What to do: Exclude the pictures; give every entry again exactly as written.

Records for the exercise:

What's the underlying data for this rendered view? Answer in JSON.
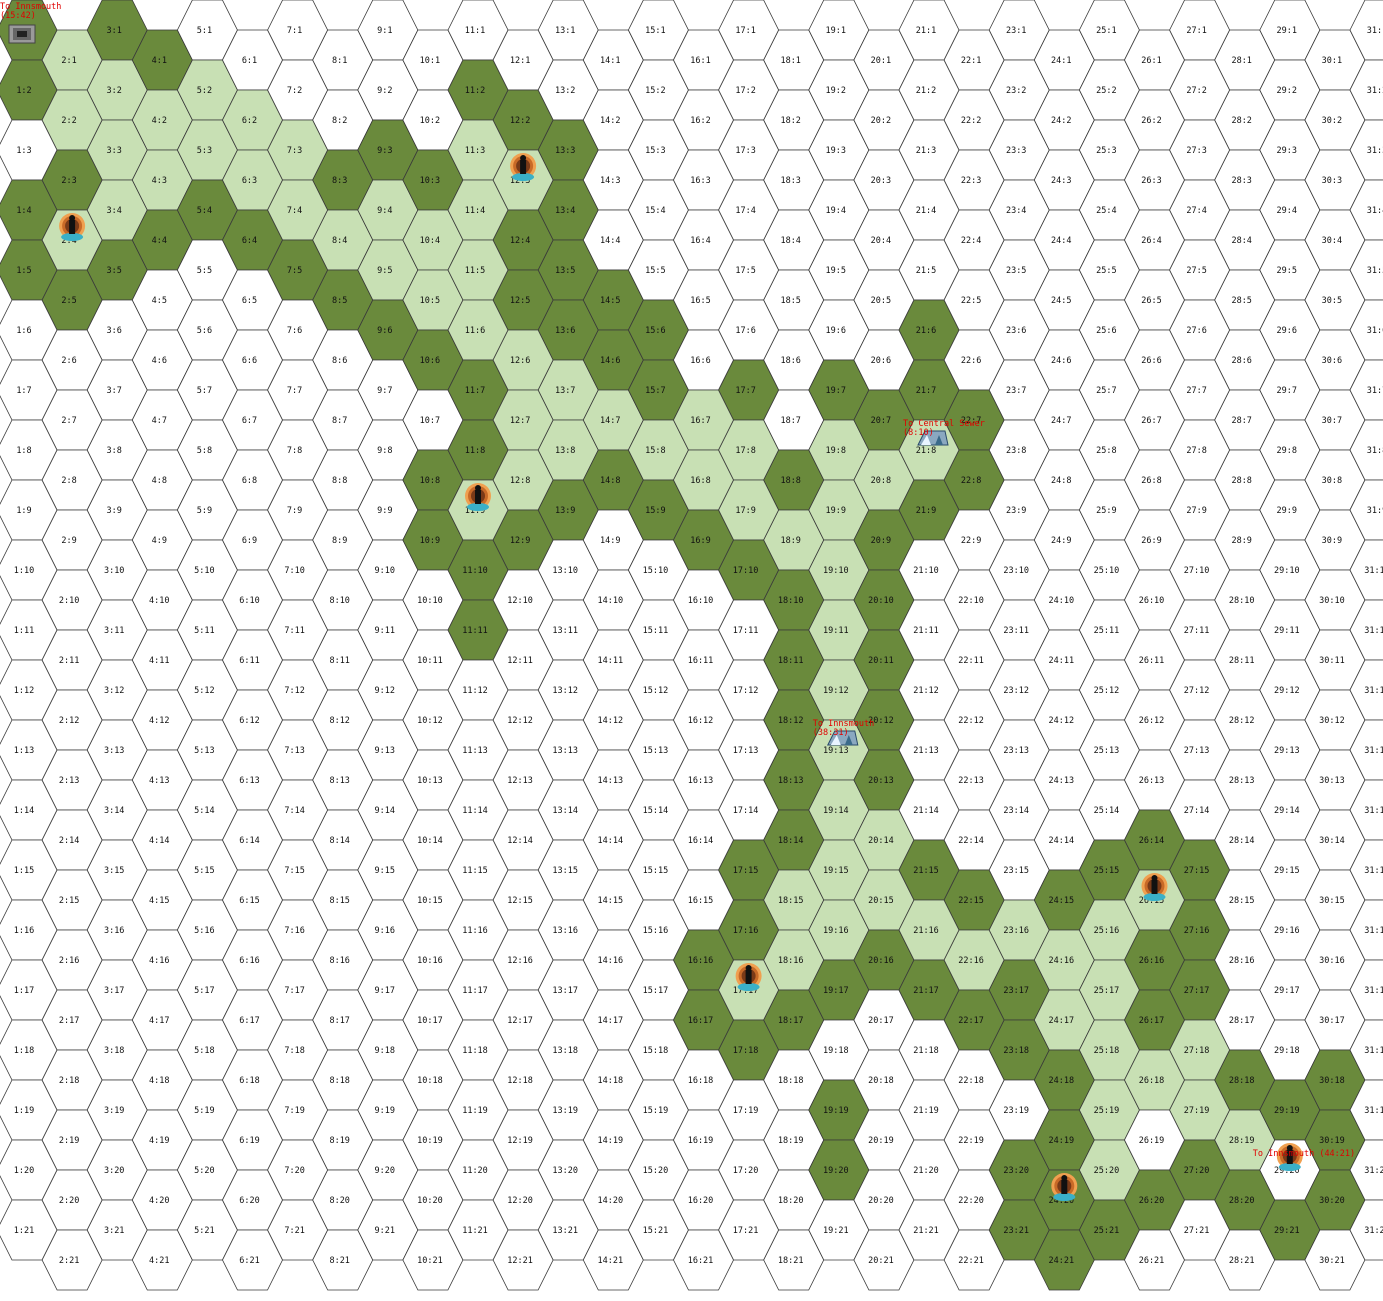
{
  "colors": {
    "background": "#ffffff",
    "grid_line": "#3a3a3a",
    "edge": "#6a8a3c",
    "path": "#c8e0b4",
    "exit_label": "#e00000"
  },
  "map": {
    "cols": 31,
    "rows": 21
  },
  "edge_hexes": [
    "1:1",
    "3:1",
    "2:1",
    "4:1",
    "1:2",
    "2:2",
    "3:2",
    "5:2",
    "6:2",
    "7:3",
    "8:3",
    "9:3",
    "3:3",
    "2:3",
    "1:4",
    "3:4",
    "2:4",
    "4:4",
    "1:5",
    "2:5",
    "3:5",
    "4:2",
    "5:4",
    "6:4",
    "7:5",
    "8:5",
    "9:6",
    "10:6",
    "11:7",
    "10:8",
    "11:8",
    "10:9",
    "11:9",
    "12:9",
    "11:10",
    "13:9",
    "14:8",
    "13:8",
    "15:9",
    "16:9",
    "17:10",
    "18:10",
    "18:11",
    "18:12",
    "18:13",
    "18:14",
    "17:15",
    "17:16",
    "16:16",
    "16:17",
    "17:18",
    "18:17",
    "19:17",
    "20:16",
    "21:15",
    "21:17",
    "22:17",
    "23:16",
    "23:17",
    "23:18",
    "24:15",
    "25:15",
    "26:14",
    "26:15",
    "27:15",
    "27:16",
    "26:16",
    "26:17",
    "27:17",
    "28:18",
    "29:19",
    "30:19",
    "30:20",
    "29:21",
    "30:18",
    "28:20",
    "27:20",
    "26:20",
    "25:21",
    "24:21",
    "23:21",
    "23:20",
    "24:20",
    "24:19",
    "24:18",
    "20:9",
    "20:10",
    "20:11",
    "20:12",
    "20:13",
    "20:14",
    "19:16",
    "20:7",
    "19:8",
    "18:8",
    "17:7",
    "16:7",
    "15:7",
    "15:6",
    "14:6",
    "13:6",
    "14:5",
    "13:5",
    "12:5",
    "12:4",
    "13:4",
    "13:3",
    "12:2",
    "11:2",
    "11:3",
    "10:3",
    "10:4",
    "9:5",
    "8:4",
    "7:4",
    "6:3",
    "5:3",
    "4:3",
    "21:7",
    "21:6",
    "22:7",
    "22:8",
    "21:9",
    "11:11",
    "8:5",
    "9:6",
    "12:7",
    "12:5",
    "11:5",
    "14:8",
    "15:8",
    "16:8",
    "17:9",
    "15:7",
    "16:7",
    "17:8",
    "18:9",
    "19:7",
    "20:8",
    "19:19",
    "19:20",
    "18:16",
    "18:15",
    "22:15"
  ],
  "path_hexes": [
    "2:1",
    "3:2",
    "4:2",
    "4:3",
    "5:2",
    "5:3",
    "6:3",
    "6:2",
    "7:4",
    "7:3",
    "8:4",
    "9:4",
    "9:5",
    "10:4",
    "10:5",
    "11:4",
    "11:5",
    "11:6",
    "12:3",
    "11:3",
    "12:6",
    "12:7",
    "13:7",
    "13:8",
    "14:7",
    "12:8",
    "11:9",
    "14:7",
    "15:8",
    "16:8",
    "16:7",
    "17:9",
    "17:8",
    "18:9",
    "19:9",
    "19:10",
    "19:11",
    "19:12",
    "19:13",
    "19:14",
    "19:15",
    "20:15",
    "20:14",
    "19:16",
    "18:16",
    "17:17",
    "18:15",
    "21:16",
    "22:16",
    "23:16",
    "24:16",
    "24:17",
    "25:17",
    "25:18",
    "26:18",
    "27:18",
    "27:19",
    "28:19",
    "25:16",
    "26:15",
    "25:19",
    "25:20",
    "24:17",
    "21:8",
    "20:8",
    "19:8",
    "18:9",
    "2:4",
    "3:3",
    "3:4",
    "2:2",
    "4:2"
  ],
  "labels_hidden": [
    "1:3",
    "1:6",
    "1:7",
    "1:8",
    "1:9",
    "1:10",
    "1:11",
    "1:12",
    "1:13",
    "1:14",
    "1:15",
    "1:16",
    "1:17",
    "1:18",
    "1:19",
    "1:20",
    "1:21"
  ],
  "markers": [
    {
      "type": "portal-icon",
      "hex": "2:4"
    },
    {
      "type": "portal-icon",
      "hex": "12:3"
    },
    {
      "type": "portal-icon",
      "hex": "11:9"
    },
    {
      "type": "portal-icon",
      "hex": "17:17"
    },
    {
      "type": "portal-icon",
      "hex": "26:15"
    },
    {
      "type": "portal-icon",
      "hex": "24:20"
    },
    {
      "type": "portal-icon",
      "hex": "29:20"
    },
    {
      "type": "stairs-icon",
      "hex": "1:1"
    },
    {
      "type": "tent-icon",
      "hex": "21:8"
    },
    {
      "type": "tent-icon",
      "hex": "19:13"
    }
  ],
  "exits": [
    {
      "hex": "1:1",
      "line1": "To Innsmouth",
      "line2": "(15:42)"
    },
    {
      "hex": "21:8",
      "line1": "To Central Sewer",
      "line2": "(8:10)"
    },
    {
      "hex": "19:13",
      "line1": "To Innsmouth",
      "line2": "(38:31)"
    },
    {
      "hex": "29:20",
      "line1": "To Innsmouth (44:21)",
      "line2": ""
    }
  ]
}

Written solution:
What's the underlying data for this rendered view? Answer in JSON.
{
  "colors": {
    "background": "#ffffff",
    "grid_line": "#3a3a3a",
    "edge": "#6a8a3c",
    "path": "#c8e0b4",
    "exit_label": "#e00000"
  },
  "map": {
    "cols": 31,
    "rows": 21
  },
  "edge_hexes": [
    "1:1",
    "3:1",
    "2:1",
    "4:1",
    "1:2",
    "2:2",
    "3:2",
    "5:2",
    "6:2",
    "7:3",
    "8:3",
    "9:3",
    "3:3",
    "2:3",
    "1:4",
    "3:4",
    "2:4",
    "4:4",
    "1:5",
    "2:5",
    "3:5",
    "4:2",
    "5:4",
    "6:4",
    "7:5",
    "8:5",
    "9:6",
    "10:6",
    "11:7",
    "10:8",
    "11:8",
    "10:9",
    "11:9",
    "12:9",
    "11:10",
    "13:9",
    "14:8",
    "13:8",
    "15:9",
    "16:9",
    "17:10",
    "18:10",
    "18:11",
    "18:12",
    "18:13",
    "18:14",
    "17:15",
    "17:16",
    "16:16",
    "16:17",
    "17:18",
    "18:17",
    "19:17",
    "20:16",
    "21:15",
    "21:17",
    "22:17",
    "23:16",
    "23:17",
    "23:18",
    "24:15",
    "25:15",
    "26:14",
    "26:15",
    "27:15",
    "27:16",
    "26:16",
    "26:17",
    "27:17",
    "28:18",
    "29:19",
    "30:19",
    "30:20",
    "29:21",
    "30:18",
    "28:20",
    "27:20",
    "26:20",
    "25:21",
    "24:21",
    "23:21",
    "23:20",
    "24:20",
    "24:19",
    "24:18",
    "20:9",
    "20:10",
    "20:11",
    "20:12",
    "20:13",
    "20:14",
    "19:16",
    "20:7",
    "19:8",
    "18:8",
    "17:7",
    "16:7",
    "15:7",
    "15:6",
    "14:6",
    "13:6",
    "14:5",
    "13:5",
    "12:5",
    "12:4",
    "13:4",
    "13:3",
    "12:2",
    "11:2",
    "11:3",
    "10:3",
    "10:4",
    "9:5",
    "8:4",
    "7:4",
    "6:3",
    "5:3",
    "4:3",
    "21:7",
    "21:6",
    "22:7",
    "22:8",
    "21:9",
    "11:11",
    "8:5",
    "9:6",
    "12:7",
    "12:5",
    "11:5",
    "14:8",
    "15:8",
    "16:8",
    "17:9",
    "15:7",
    "16:7",
    "17:8",
    "18:9",
    "19:7",
    "20:8",
    "19:19",
    "19:20",
    "18:16",
    "18:15",
    "22:15"
  ],
  "path_hexes": [
    "2:1",
    "3:2",
    "4:2",
    "4:3",
    "5:2",
    "5:3",
    "6:3",
    "6:2",
    "7:4",
    "7:3",
    "8:4",
    "9:4",
    "9:5",
    "10:4",
    "10:5",
    "11:4",
    "11:5",
    "11:6",
    "12:3",
    "11:3",
    "12:6",
    "12:7",
    "13:7",
    "13:8",
    "14:7",
    "12:8",
    "11:9",
    "14:7",
    "15:8",
    "16:8",
    "16:7",
    "17:9",
    "17:8",
    "18:9",
    "19:9",
    "19:10",
    "19:11",
    "19:12",
    "19:13",
    "19:14",
    "19:15",
    "20:15",
    "20:14",
    "19:16",
    "18:16",
    "17:17",
    "18:15",
    "21:16",
    "22:16",
    "23:16",
    "24:16",
    "24:17",
    "25:17",
    "25:18",
    "26:18",
    "27:18",
    "27:19",
    "28:19",
    "25:16",
    "26:15",
    "25:19",
    "25:20",
    "24:17",
    "21:8",
    "20:8",
    "19:8",
    "18:9",
    "2:4",
    "3:3",
    "3:4",
    "2:2",
    "4:2"
  ],
  "labels_hidden": [
    "1:3",
    "1:6",
    "1:7",
    "1:8",
    "1:9",
    "1:10",
    "1:11",
    "1:12",
    "1:13",
    "1:14",
    "1:15",
    "1:16",
    "1:17",
    "1:18",
    "1:19",
    "1:20",
    "1:21"
  ],
  "markers": [
    {
      "type": "portal-icon",
      "hex": "2:4"
    },
    {
      "type": "portal-icon",
      "hex": "12:3"
    },
    {
      "type": "portal-icon",
      "hex": "11:9"
    },
    {
      "type": "portal-icon",
      "hex": "17:17"
    },
    {
      "type": "portal-icon",
      "hex": "26:15"
    },
    {
      "type": "portal-icon",
      "hex": "24:20"
    },
    {
      "type": "portal-icon",
      "hex": "29:20"
    },
    {
      "type": "stairs-icon",
      "hex": "1:1"
    },
    {
      "type": "tent-icon",
      "hex": "21:8"
    },
    {
      "type": "tent-icon",
      "hex": "19:13"
    }
  ],
  "exits": [
    {
      "hex": "1:1",
      "line1": "To Innsmouth",
      "line2": "(15:42)"
    },
    {
      "hex": "21:8",
      "line1": "To Central Sewer",
      "line2": "(8:10)"
    },
    {
      "hex": "19:13",
      "line1": "To Innsmouth",
      "line2": "(38:31)"
    },
    {
      "hex": "29:20",
      "line1": "To Innsmouth (44:21)",
      "line2": ""
    }
  ]
}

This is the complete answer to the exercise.